→ INFORMATION SUPPLIED

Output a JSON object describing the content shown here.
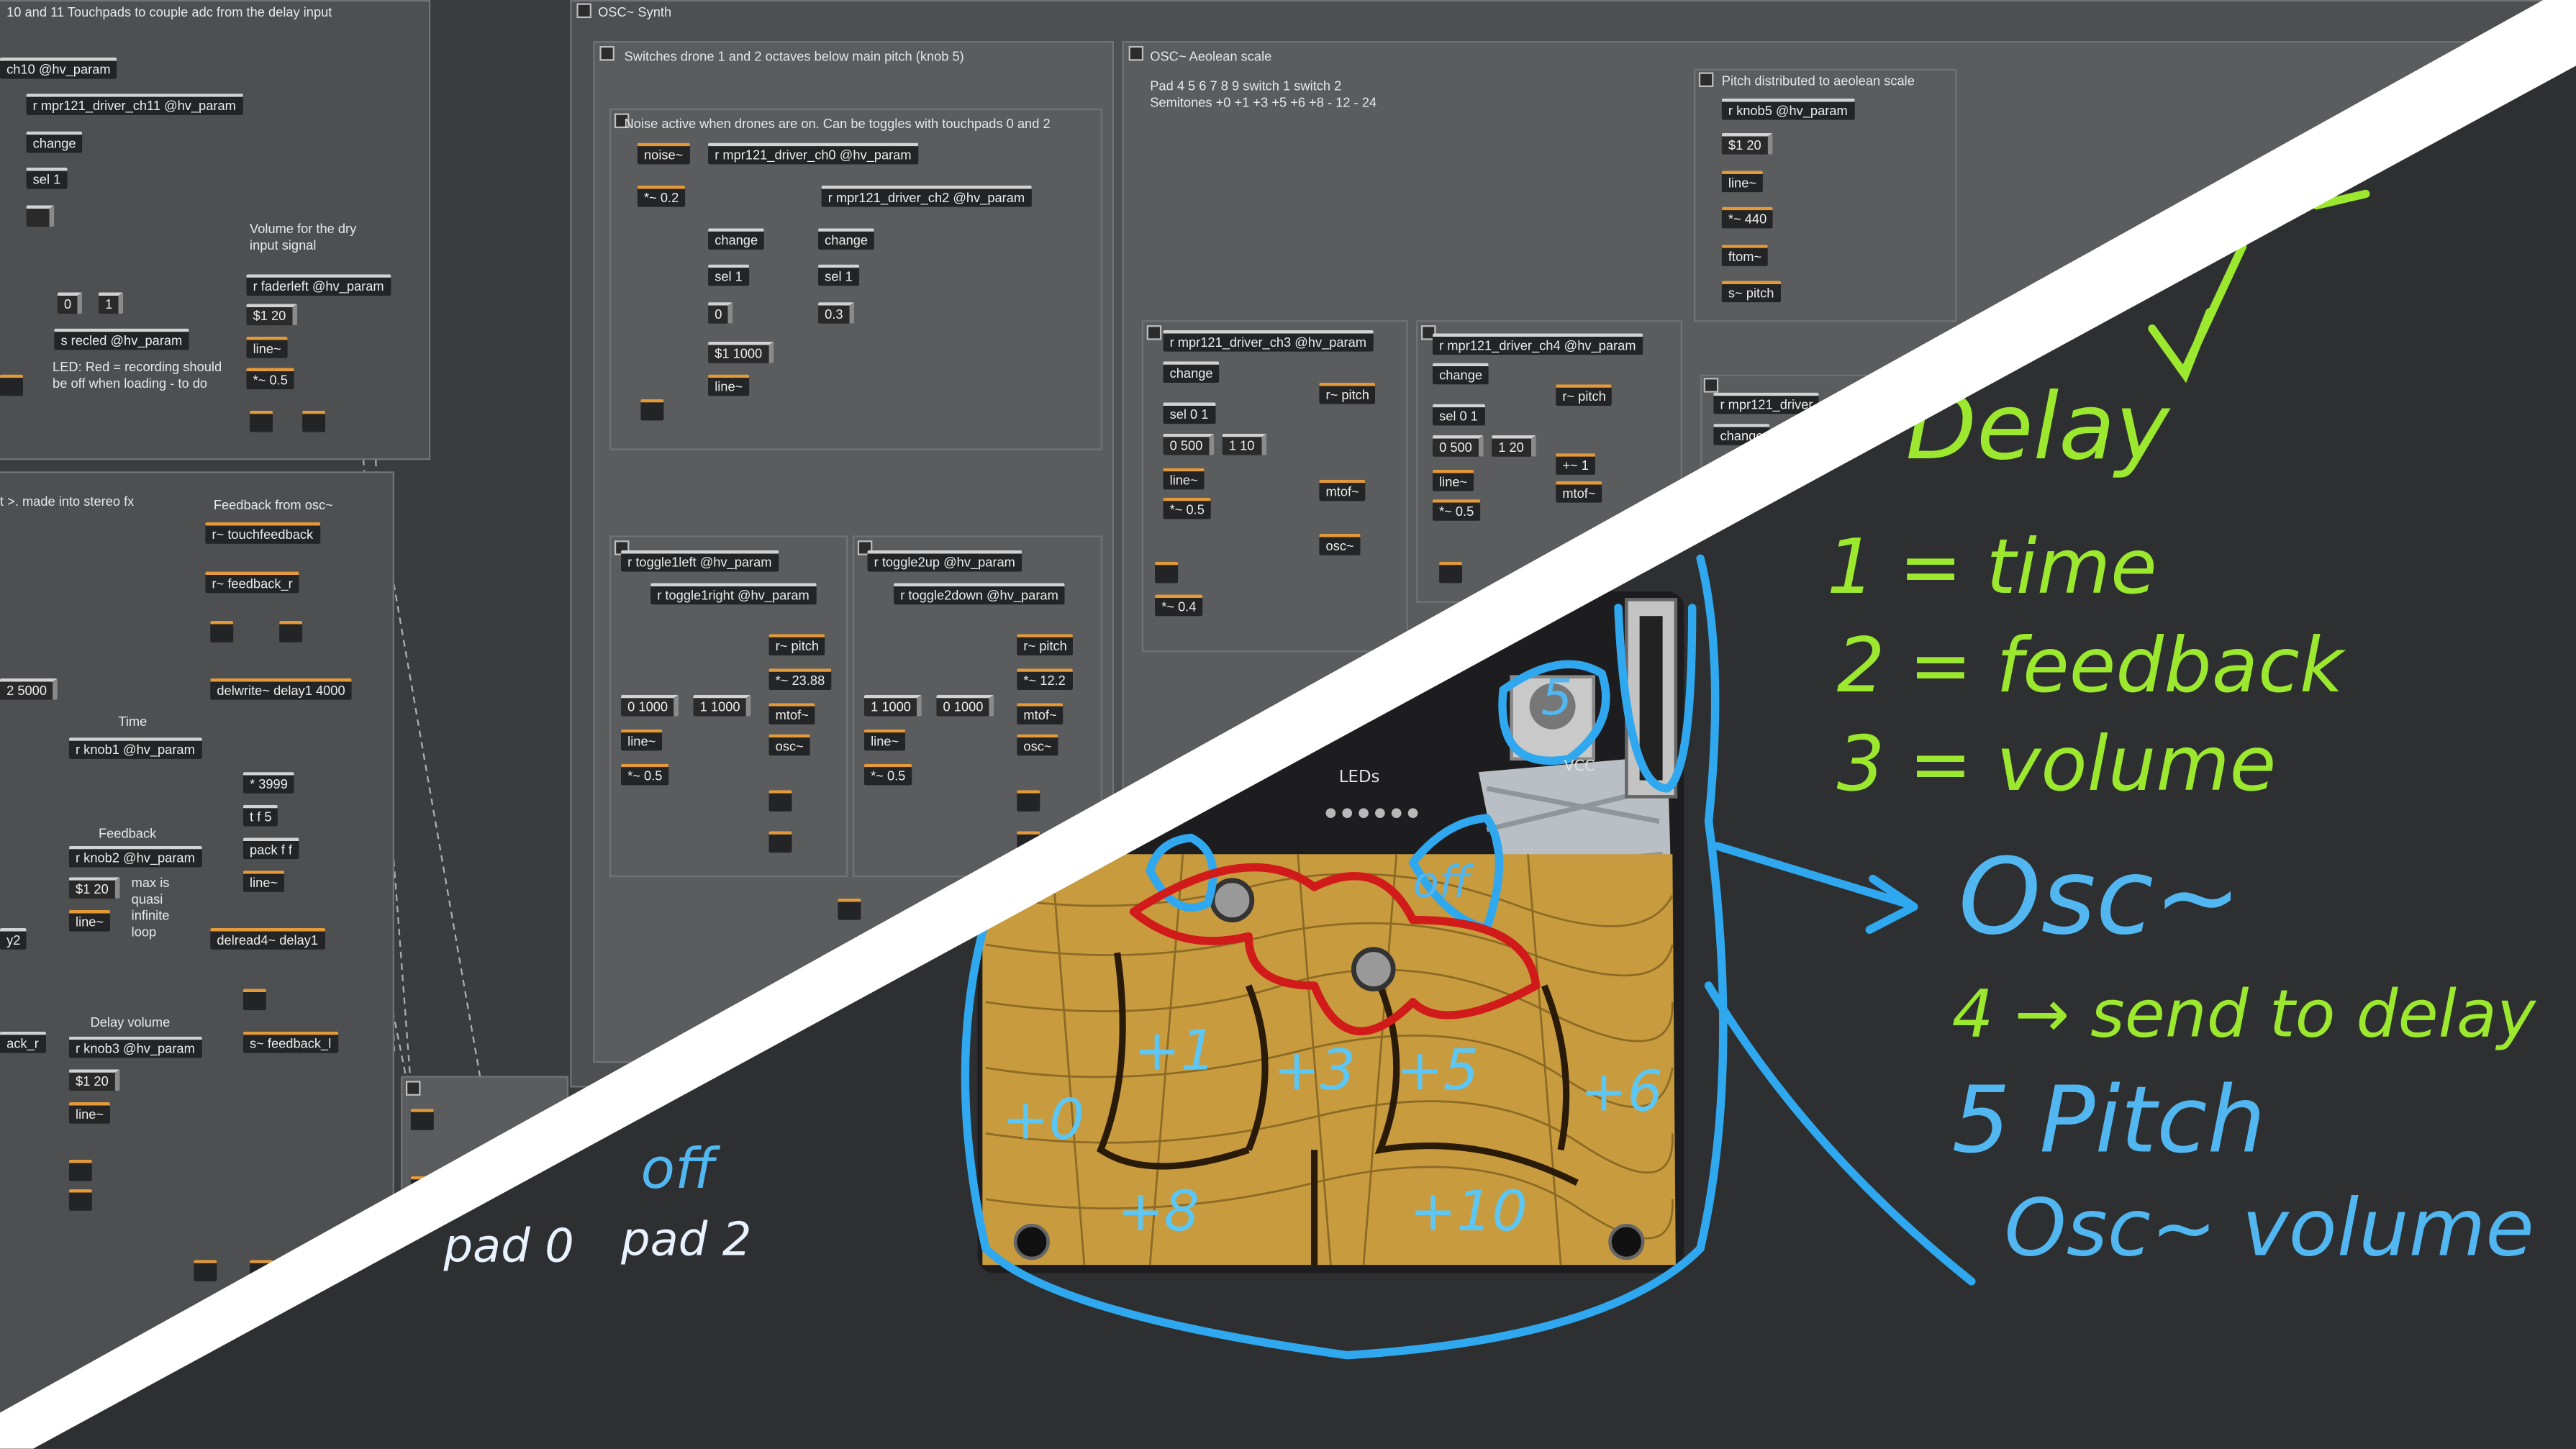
{
  "patch": {
    "panels": {
      "touchpads_title": "10 and 11 Touchpads to couple adc from the delay input",
      "osc_synth_title": "OSC~ Synth",
      "drones_title": "Switches drone 1 and 2 octaves below main pitch (knob 5)",
      "noise_title": "Noise active when drones are on. Can be toggles with touchpads 0 and 2",
      "aeolean_title": "OSC~ Aeolean scale",
      "aeolean_note": "Pad 4 5 6 7 8 9 switch 1 switch 2 Semitones +0 +1 +3 +5 +6 +8 - 12 - 24",
      "pitch_dist_title": "Pitch distributed to aeolean scale"
    },
    "comments": {
      "volume_dry": "Volume for the dry input signal",
      "led_note": "LED: Red = recording should be off when loading - to do",
      "stereo_fx": "t >. made into stereo fx",
      "feedback_from_osc": "Feedback from osc~",
      "time": "Time",
      "feedback": "Feedback",
      "max_quasi": "max is quasi infinite loop",
      "delay_volume": "Delay volume"
    },
    "objects": {
      "ch10": "ch10 @hv_param",
      "ch11": "r mpr121_driver_ch11 @hv_param",
      "change_a": "change",
      "sel1_a": "sel 1",
      "zero_a": "0",
      "one_a": "1",
      "recled": "s recled @hv_param",
      "faderleft": "r faderleft @hv_param",
      "s120_a": "$1 20",
      "line_a": "line~",
      "mul05_a": "*~ 0.5",
      "touchfeedback": "r~ touchfeedback",
      "feedback_r": "r~ feedback_r",
      "delwrite": "delwrite~ delay1 4000",
      "two5000": "2 5000",
      "knob1": "r knob1 @hv_param",
      "n3999": "* 3999",
      "tf5": "t f 5",
      "packff": "pack f f",
      "line_b": "line~",
      "delread": "delread4~ delay1",
      "feedback_l": "s~ feedback_l",
      "knob2": "r knob2 @hv_param",
      "s120_b": "$1 20",
      "line_c": "line~",
      "y2": "y2",
      "ack_r": "ack_r",
      "knob3": "r knob3 @hv_param",
      "s120_c": "$1 20",
      "line_d": "line~",
      "noise": "noise~",
      "mul02": "*~ 0.2",
      "ch0": "r mpr121_driver_ch0 @hv_param",
      "ch2": "r mpr121_driver_ch2 @hv_param",
      "change_b": "change",
      "change_c": "change",
      "sel1_b": "sel 1",
      "sel1_c": "sel 1",
      "zero_b": "0",
      "zero3": "0.3",
      "s1000": "$1 1000",
      "line_e": "line~",
      "toggle1left": "r toggle1left @hv_param",
      "toggle1right": "r toggle1right @hv_param",
      "toggle2up": "r toggle2up @hv_param",
      "toggle2down": "r toggle2down @hv_param",
      "pitch_a": "r~ pitch",
      "m2388": "*~ 23.88",
      "mtof_a": "mtof~",
      "osc_a": "osc~",
      "pitch_b": "r~ pitch",
      "m122": "*~ 12.2",
      "mtof_b": "mtof~",
      "osc_b": "osc~",
      "z1000_a": "0 1000",
      "o1000_a": "1 1000",
      "o1000_b": "1 1000",
      "z1000_b": "0 1000",
      "line_f": "line~",
      "line_g": "line~",
      "mul05_b": "*~ 0.5",
      "mul05_c": "*~ 0.5",
      "ch3": "r mpr121_driver_ch3 @hv_param",
      "ch4": "r mpr121_driver_ch4 @hv_param",
      "change_d": "change",
      "change_e": "change",
      "sel01_a": "sel 0 1",
      "sel01_b": "sel 0 1",
      "z500_a": "0 500",
      "o10": "1 10",
      "z500_b": "0 500",
      "o120": "1 20",
      "line_h": "line~",
      "line_i": "line~",
      "mul05_d": "*~ 0.5",
      "mul05_e": "*~ 0.5",
      "mul04": "*~ 0.4",
      "pitch_c": "r~ pitch",
      "pitch_d": "r~ pitch",
      "mtof_c": "mtof~",
      "mtof_d": "mtof~",
      "osc_c": "osc~",
      "plus1": "+~ 1",
      "knob5": "r knob5 @hv_param",
      "s120_d": "$1 20",
      "line_j": "line~",
      "m440": "*~ 440",
      "ftom": "ftom~",
      "spitch": "s~ pitch",
      "ch5": "r mpr121_driver",
      "change_f": "change"
    }
  },
  "notes": {
    "delay": "Delay",
    "time": "1 = time",
    "feedback": "2 = feedback",
    "volume": "3 = volume",
    "osc": "Osc~",
    "send_delay": "4 → send to delay",
    "pitch": "5 Pitch",
    "osc_volume": "Osc~ volume",
    "off": "off",
    "pad0": "pad 0",
    "pad2": "pad 2",
    "knob_number": "5"
  },
  "pads": [
    "+0",
    "+1",
    "+3",
    "+5",
    "+6",
    "+8",
    "+10"
  ],
  "board": {
    "leds_label": "LEDs",
    "vcc": "VCC"
  },
  "colors": {
    "green_ink": "#9be82e",
    "blue_ink": "#52b6f0",
    "red_ink": "#d11a1a",
    "signal_inlet": "#e59a3a"
  }
}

→ EXERCISE OBJECTIVE
Search the data above for the string "change" and return every line that has it.

→ ANSWER TO THIS PROBLEM
      "change_a": "change",
      "change_b": "change",
      "change_c": "change",
      "change_d": "change",
      "change_e": "change",
      "change_f": "change"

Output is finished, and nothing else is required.